* _YOUR GOAL_
Copy every line of the listing that holds the string "éclaté".
■ ■ ■ ■ ■ ■ ■
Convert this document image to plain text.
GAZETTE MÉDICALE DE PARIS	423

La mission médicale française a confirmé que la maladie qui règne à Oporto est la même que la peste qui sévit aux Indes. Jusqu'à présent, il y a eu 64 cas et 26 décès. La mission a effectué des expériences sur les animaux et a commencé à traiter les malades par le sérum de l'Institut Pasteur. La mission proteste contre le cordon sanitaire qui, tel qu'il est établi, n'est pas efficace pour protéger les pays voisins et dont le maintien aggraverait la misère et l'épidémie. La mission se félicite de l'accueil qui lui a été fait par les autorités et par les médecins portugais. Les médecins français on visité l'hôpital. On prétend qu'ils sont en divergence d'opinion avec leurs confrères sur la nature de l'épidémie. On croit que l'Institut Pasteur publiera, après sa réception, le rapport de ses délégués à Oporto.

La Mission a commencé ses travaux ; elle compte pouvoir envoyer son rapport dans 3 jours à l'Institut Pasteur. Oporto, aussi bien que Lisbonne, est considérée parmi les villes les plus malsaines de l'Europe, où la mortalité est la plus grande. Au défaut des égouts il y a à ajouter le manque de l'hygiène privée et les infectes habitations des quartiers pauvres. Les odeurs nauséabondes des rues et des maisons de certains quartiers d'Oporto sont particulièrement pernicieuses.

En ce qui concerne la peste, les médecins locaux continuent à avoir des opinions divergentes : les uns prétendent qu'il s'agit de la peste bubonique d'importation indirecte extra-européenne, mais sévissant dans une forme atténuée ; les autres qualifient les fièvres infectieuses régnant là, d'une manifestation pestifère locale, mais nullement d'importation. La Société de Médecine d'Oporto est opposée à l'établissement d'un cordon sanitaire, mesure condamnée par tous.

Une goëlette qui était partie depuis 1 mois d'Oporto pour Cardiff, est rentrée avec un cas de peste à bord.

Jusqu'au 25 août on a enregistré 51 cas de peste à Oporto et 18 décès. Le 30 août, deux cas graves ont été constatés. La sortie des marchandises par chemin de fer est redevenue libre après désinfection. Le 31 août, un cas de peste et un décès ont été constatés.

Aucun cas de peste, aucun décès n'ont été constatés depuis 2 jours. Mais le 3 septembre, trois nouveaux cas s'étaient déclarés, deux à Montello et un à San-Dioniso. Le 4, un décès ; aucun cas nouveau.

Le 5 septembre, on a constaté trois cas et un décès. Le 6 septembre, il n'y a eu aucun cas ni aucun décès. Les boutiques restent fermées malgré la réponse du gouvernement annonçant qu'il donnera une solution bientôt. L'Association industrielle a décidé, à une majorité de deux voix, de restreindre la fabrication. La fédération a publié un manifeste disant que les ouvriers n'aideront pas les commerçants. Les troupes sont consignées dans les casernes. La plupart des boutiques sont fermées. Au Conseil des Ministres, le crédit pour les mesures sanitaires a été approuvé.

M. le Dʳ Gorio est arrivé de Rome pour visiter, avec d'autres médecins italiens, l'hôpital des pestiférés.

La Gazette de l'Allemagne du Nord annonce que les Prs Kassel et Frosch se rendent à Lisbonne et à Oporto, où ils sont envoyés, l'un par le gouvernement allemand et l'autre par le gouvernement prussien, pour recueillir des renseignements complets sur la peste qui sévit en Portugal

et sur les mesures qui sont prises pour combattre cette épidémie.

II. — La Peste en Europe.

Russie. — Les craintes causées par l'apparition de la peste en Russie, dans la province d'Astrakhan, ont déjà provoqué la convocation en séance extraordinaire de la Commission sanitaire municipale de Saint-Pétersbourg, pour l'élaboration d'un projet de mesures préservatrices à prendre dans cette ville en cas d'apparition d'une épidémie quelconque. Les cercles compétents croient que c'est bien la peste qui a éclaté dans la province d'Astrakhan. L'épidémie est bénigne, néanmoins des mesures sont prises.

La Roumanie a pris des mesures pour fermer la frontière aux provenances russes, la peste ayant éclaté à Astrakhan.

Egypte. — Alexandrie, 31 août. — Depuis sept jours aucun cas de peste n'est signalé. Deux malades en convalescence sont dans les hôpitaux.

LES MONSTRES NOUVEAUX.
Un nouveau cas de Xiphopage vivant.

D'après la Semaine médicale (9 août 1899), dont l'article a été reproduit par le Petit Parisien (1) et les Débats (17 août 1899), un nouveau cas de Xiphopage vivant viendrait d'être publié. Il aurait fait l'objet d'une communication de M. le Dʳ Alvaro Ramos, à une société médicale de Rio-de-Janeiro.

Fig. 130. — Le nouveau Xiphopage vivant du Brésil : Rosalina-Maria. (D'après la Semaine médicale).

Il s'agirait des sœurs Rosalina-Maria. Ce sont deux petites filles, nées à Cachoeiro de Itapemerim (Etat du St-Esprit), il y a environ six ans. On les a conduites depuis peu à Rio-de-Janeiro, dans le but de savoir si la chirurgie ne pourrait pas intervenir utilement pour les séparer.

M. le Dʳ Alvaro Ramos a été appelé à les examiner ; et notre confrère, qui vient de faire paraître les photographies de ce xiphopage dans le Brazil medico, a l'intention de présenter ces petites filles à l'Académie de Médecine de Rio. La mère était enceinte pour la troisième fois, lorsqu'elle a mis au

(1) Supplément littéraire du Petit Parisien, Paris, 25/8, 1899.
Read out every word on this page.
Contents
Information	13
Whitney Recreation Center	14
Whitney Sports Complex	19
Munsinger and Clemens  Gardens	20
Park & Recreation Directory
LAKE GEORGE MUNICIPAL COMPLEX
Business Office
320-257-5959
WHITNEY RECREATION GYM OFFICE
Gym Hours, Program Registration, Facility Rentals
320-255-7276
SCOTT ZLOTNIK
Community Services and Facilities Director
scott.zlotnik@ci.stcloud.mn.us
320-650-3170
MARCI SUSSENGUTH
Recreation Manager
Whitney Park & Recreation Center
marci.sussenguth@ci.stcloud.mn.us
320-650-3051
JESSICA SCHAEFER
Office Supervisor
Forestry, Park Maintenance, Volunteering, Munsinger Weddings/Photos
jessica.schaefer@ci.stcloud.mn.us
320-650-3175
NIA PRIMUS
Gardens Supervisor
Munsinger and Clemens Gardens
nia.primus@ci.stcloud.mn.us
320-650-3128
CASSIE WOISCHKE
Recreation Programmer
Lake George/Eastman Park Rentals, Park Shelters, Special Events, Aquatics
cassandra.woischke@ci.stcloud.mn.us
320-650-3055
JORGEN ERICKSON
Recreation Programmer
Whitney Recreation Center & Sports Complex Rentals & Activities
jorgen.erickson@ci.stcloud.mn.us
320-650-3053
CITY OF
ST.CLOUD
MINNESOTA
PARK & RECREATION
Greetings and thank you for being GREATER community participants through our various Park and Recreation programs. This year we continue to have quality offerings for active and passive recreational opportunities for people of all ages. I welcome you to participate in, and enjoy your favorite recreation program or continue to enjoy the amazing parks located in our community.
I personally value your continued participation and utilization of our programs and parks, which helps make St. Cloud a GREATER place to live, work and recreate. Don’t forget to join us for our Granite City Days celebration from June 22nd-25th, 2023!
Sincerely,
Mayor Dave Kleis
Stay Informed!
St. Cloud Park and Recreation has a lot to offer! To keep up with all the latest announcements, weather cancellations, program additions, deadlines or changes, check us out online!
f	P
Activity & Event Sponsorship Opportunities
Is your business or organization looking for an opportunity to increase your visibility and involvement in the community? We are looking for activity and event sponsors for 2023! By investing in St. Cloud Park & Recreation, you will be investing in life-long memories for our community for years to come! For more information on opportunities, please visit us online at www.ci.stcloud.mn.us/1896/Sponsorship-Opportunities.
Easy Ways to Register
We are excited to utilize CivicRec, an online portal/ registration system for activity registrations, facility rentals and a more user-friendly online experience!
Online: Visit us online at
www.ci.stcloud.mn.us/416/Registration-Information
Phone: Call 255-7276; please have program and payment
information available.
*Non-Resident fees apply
■ ■ ■ ■ ■ ■ ■
* _RESPONSE TO THE TASK_
Russie. — Les craintes causées par l'apparition de la peste en Russie, dans la province d'Astrakhan, ont déjà provoqué la convocation en séance extraordinaire de la Commission sanitaire municipale de Saint-Pétersbourg, pour l'élaboration d'un projet de mesures préservatrices à prendre dans cette ville en cas d'apparition d'une épidémie quelconque. Les cercles compétents croient que c'est bien la peste qui a éclaté dans la province d'Astrakhan. L'épidémie est bénigne, néanmoins des mesures sont prises.
La Roumanie a pris des mesures pour fermer la frontière aux provenances russes, la peste ayant éclaté à Astrakhan.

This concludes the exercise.